WHAT TO WORK ON - Quote the material verbatim, from its first line through the line containing "- y-tick-label: 15: [83, 397, 100, 412]", including both of those lines.

Bounding box annotations:
· · · ·

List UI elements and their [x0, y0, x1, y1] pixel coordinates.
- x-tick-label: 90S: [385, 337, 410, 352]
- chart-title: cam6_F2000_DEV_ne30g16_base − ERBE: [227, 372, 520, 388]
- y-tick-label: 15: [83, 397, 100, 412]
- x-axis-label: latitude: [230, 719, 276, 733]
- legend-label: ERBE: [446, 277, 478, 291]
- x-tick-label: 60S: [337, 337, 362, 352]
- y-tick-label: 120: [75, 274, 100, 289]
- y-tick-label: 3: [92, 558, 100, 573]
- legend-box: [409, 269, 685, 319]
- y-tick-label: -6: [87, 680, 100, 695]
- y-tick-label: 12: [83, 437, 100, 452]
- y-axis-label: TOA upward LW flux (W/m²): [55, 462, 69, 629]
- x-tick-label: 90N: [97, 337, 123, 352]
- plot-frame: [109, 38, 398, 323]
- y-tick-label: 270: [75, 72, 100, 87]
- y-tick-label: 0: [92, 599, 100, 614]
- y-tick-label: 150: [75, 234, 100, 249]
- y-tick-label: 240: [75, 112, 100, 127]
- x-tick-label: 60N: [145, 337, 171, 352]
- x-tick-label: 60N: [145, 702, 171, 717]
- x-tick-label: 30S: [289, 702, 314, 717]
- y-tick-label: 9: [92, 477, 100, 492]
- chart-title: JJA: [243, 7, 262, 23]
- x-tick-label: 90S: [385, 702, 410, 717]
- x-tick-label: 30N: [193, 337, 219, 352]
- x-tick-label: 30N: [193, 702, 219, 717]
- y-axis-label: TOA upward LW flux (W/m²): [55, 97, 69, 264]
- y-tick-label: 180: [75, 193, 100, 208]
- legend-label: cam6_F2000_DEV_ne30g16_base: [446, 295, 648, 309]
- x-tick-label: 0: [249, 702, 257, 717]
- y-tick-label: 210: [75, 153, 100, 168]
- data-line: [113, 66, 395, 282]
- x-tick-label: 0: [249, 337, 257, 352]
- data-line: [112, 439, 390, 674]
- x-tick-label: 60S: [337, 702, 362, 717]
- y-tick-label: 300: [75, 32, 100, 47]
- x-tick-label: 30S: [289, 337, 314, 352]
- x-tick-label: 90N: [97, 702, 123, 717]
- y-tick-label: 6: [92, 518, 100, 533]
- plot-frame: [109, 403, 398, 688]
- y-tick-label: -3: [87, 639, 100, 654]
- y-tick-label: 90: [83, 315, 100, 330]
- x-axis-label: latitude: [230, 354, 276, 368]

· · · ·

RESULT FOR THIS EXERCISE -
List UI elements and their [x0, y0, x1, y1] pixel coordinates.
- x-tick-label: 90S: [385, 337, 410, 352]
- chart-title: cam6_F2000_DEV_ne30g16_base − ERBE: [227, 372, 520, 388]
- y-tick-label: 15: [83, 397, 100, 412]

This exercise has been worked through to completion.